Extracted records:
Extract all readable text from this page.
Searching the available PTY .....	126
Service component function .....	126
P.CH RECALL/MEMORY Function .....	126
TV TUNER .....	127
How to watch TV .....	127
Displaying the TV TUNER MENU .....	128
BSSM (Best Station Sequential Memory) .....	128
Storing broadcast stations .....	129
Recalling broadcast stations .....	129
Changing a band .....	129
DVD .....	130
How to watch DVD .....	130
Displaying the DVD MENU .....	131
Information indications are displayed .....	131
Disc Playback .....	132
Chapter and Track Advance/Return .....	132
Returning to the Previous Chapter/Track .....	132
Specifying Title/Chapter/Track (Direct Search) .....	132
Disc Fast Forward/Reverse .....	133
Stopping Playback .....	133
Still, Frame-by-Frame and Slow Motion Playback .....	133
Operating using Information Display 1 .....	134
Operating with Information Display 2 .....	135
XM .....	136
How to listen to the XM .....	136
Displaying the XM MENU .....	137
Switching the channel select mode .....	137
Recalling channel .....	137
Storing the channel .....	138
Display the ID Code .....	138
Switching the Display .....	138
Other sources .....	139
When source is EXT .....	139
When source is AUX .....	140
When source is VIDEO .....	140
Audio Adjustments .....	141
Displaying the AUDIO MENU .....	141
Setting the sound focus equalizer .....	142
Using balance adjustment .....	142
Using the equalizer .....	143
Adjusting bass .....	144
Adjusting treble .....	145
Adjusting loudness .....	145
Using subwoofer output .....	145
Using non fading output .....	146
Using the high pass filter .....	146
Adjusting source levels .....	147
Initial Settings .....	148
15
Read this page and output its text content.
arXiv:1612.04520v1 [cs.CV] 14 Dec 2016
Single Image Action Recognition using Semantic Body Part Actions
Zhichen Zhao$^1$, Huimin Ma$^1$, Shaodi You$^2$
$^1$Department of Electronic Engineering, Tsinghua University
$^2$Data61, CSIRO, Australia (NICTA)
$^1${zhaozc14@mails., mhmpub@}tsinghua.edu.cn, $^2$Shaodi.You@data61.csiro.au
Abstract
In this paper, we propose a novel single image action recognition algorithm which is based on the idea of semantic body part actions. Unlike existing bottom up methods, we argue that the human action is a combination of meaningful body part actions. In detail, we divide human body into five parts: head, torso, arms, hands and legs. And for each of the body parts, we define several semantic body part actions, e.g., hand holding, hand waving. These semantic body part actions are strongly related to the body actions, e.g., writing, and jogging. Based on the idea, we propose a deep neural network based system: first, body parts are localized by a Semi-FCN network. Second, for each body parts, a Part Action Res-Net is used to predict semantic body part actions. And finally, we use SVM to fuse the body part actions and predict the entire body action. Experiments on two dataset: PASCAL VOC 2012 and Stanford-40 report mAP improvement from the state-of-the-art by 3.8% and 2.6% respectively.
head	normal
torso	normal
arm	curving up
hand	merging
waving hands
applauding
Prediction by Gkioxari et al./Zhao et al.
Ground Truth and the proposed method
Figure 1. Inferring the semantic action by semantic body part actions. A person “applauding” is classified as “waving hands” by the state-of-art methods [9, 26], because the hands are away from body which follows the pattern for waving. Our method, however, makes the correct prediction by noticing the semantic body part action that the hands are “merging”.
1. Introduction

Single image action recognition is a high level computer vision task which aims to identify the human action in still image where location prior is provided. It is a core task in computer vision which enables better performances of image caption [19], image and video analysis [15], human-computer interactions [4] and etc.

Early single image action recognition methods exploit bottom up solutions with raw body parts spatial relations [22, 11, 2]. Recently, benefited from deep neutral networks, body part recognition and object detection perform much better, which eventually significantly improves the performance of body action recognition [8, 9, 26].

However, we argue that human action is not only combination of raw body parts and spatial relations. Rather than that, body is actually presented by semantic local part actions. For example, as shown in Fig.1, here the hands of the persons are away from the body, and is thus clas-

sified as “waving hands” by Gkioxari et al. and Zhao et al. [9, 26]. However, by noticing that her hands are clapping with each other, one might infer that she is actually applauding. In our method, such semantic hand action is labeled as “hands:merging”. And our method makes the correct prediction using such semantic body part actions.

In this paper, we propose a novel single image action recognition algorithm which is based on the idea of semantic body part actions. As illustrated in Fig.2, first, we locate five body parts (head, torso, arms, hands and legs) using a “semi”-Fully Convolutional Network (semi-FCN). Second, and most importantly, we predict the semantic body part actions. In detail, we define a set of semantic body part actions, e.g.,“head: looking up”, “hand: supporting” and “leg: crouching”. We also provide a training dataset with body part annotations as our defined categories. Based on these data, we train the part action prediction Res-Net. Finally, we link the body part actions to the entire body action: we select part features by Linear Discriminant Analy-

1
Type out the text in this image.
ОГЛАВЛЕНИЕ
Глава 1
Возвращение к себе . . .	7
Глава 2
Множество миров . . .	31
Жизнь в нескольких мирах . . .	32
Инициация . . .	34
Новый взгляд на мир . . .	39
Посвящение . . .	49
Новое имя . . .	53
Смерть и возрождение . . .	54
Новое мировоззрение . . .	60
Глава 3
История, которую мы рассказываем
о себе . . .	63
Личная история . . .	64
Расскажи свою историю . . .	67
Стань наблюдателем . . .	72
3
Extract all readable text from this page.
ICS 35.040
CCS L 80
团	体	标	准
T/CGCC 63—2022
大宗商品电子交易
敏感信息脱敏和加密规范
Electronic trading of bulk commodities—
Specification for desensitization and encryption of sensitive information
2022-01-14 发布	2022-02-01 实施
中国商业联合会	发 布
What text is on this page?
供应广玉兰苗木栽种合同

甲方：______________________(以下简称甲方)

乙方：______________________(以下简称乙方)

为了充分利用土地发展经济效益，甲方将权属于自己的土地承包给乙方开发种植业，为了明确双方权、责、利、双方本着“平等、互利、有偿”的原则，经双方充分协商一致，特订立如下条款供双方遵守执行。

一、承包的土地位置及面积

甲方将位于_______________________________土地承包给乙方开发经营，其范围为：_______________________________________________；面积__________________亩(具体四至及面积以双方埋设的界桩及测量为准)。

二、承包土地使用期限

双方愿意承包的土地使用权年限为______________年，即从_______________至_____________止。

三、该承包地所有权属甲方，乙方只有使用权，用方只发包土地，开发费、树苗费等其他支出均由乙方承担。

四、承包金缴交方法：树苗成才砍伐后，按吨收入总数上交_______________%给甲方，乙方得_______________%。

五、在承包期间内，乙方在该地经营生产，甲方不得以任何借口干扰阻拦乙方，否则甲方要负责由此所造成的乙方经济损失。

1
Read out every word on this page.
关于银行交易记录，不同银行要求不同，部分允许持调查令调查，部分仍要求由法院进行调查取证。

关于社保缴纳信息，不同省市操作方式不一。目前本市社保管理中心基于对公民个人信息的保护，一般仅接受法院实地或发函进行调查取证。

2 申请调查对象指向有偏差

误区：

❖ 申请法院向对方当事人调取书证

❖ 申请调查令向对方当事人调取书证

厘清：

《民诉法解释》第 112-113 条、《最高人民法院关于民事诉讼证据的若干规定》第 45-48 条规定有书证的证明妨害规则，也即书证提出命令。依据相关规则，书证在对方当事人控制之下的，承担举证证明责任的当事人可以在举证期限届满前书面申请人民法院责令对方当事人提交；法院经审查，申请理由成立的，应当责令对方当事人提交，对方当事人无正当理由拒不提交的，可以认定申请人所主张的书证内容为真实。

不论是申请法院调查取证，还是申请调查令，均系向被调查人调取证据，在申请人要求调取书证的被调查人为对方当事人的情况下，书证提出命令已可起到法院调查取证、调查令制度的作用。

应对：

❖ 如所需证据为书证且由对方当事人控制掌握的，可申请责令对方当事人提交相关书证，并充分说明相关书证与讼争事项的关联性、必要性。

Written problem:
Write out all the entries exactly.

Problem solution:
Extract all readable text from this page.
Searching the available PTY .....	126
Service component function .....	126
P.CH RECALL/MEMORY Function .....	126
TV TUNER .....	127
How to watch TV .....	127
Displaying the TV TUNER MENU .....	128
BSSM (Best Station Sequential Memory) .....	128
Storing broadcast stations .....	129
Recalling broadcast stations .....	129
Changing a band .....	129
DVD .....	130
How to watch DVD .....	130
Displaying the DVD MENU .....	131
Information indications are displayed .....	131
Disc Playback .....	132
Chapter and Track Advance/Return .....	132
Returning to the Previous Chapter/Track .....	132
Specifying Title/Chapter/Track (Direct Search) .....	132
Disc Fast Forward/Reverse .....	133
Stopping Playback .....	133
Still, Frame-by-Frame and Slow Motion Playback .....	133
Operating using Information Display 1 .....	134
Operating with Information Display 2 .....	135
XM .....	136
How to listen to the XM .....	136
Displaying the XM MENU .....	137
Switching the channel select mode .....	137
Recalling channel .....	137
Storing the channel .....	138
Display the ID Code .....	138
Switching the Display .....	138
Other sources .....	139
When source is EXT .....	139
When source is AUX .....	140
When source is VIDEO .....	140
Audio Adjustments .....	141
Displaying the AUDIO MENU .....	141
Setting the sound focus equalizer .....	142
Using balance adjustment .....	142
Using the equalizer .....	143
Adjusting bass .....	144
Adjusting treble .....	145
Adjusting loudness .....	145
Using subwoofer output .....	145
Using non fading output .....	146
Using the high pass filter .....	146
Adjusting source levels .....	147
Initial Settings .....	148
15
Read this page and output its text content.
arXiv:1612.04520v1 [cs.CV] 14 Dec 2016
Single Image Action Recognition using Semantic Body Part Actions
Zhichen Zhao$^1$, Huimin Ma$^1$, Shaodi You$^2$
$^1$Department of Electronic Engineering, Tsinghua University
$^2$Data61, CSIRO, Australia (NICTA)
$^1${zhaozc14@mails., mhmpub@}tsinghua.edu.cn, $^2$Shaodi.You@data61.csiro.au
Abstract
In this paper, we propose a novel single image action recognition algorithm which is based on the idea of semantic body part actions. Unlike existing bottom up methods, we argue that the human action is a combination of meaningful body part actions. In detail, we divide human body into five parts: head, torso, arms, hands and legs. And for each of the body parts, we define several semantic body part actions, e.g., hand holding, hand waving. These semantic body part actions are strongly related to the body actions, e.g., writing, and jogging. Based on the idea, we propose a deep neural network based system: first, body parts are localized by a Semi-FCN network. Second, for each body parts, a Part Action Res-Net is used to predict semantic body part actions. And finally, we use SVM to fuse the body part actions and predict the entire body action. Experiments on two dataset: PASCAL VOC 2012 and Stanford-40 report mAP improvement from the state-of-the-art by 3.8% and 2.6% respectively.
head	normal
torso	normal
arm	curving up
hand	merging
waving hands
applauding
Prediction by Gkioxari et al./Zhao et al.
Ground Truth and the proposed method
Figure 1. Inferring the semantic action by semantic body part actions. A person “applauding” is classified as “waving hands” by the state-of-art methods [9, 26], because the hands are away from body which follows the pattern for waving. Our method, however, makes the correct prediction by noticing the semantic body part action that the hands are “merging”.
1. Introduction

Single image action recognition is a high level computer vision task which aims to identify the human action in still image where location prior is provided. It is a core task in computer vision which enables better performances of image caption [19], image and video analysis [15], human-computer interactions [4] and etc.

Early single image action recognition methods exploit bottom up solutions with raw body parts spatial relations [22, 11, 2]. Recently, benefited from deep neutral networks, body part recognition and object detection perform much better, which eventually significantly improves the performance of body action recognition [8, 9, 26].

However, we argue that human action is not only combination of raw body parts and spatial relations. Rather than that, body is actually presented by semantic local part actions. For example, as shown in Fig.1, here the hands of the persons are away from the body, and is thus clas-

sified as “waving hands” by Gkioxari et al. and Zhao et al. [9, 26]. However, by noticing that her hands are clapping with each other, one might infer that she is actually applauding. In our method, such semantic hand action is labeled as “hands:merging”. And our method makes the correct prediction using such semantic body part actions.

In this paper, we propose a novel single image action recognition algorithm which is based on the idea of semantic body part actions. As illustrated in Fig.2, first, we locate five body parts (head, torso, arms, hands and legs) using a “semi”-Fully Convolutional Network (semi-FCN). Second, and most importantly, we predict the semantic body part actions. In detail, we define a set of semantic body part actions, e.g.,“head: looking up”, “hand: supporting” and “leg: crouching”. We also provide a training dataset with body part annotations as our defined categories. Based on these data, we train the part action prediction Res-Net. Finally, we link the body part actions to the entire body action: we select part features by Linear Discriminant Analy-

1
Type out the text in this image.
ОГЛАВЛЕНИЕ
Глава 1
Возвращение к себе . . .	7
Глава 2
Множество миров . . .	31
Жизнь в нескольких мирах . . .	32
Инициация . . .	34
Новый взгляд на мир . . .	39
Посвящение . . .	49
Новое имя . . .	53
Смерть и возрождение . . .	54
Новое мировоззрение . . .	60
Глава 3
История, которую мы рассказываем
о себе . . .	63
Личная история . . .	64
Расскажи свою историю . . .	67
Стань наблюдателем . . .	72
3
Extract all readable text from this page.
ICS 35.040
CCS L 80
团	体	标	准
T/CGCC 63—2022
大宗商品电子交易
敏感信息脱敏和加密规范
Electronic trading of bulk commodities—
Specification for desensitization and encryption of sensitive information
2022-01-14 发布	2022-02-01 实施
中国商业联合会	发 布
What text is on this page?
供应广玉兰苗木栽种合同

甲方：______________________(以下简称甲方)

乙方：______________________(以下简称乙方)

为了充分利用土地发展经济效益，甲方将权属于自己的土地承包给乙方开发种植业，为了明确双方权、责、利、双方本着“平等、互利、有偿”的原则，经双方充分协商一致，特订立如下条款供双方遵守执行。

一、承包的土地位置及面积

甲方将位于_______________________________土地承包给乙方开发经营，其范围为：_______________________________________________；面积__________________亩(具体四至及面积以双方埋设的界桩及测量为准)。

二、承包土地使用期限

双方愿意承包的土地使用权年限为______________年，即从_______________至_____________止。

三、该承包地所有权属甲方，乙方只有使用权，用方只发包土地，开发费、树苗费等其他支出均由乙方承担。

四、承包金缴交方法：树苗成才砍伐后，按吨收入总数上交_______________%给甲方，乙方得_______________%。

五、在承包期间内，乙方在该地经营生产，甲方不得以任何借口干扰阻拦乙方，否则甲方要负责由此所造成的乙方经济损失。

1
Read out every word on this page.
关于银行交易记录，不同银行要求不同，部分允许持调查令调查，部分仍要求由法院进行调查取证。

关于社保缴纳信息，不同省市操作方式不一。目前本市社保管理中心基于对公民个人信息的保护，一般仅接受法院实地或发函进行调查取证。

2 申请调查对象指向有偏差

误区：

❖ 申请法院向对方当事人调取书证

❖ 申请调查令向对方当事人调取书证

厘清：

《民诉法解释》第 112-113 条、《最高人民法院关于民事诉讼证据的若干规定》第 45-48 条规定有书证的证明妨害规则，也即书证提出命令。依据相关规则，书证在对方当事人控制之下的，承担举证证明责任的当事人可以在举证期限届满前书面申请人民法院责令对方当事人提交；法院经审查，申请理由成立的，应当责令对方当事人提交，对方当事人无正当理由拒不提交的，可以认定申请人所主张的书证内容为真实。

不论是申请法院调查取证，还是申请调查令，均系向被调查人调取证据，在申请人要求调取书证的被调查人为对方当事人的情况下，书证提出命令已可起到法院调查取证、调查令制度的作用。

应对：

❖ 如所需证据为书证且由对方当事人控制掌握的，可申请责令对方当事人提交相关书证，并充分说明相关书证与讼争事项的关联性、必要性。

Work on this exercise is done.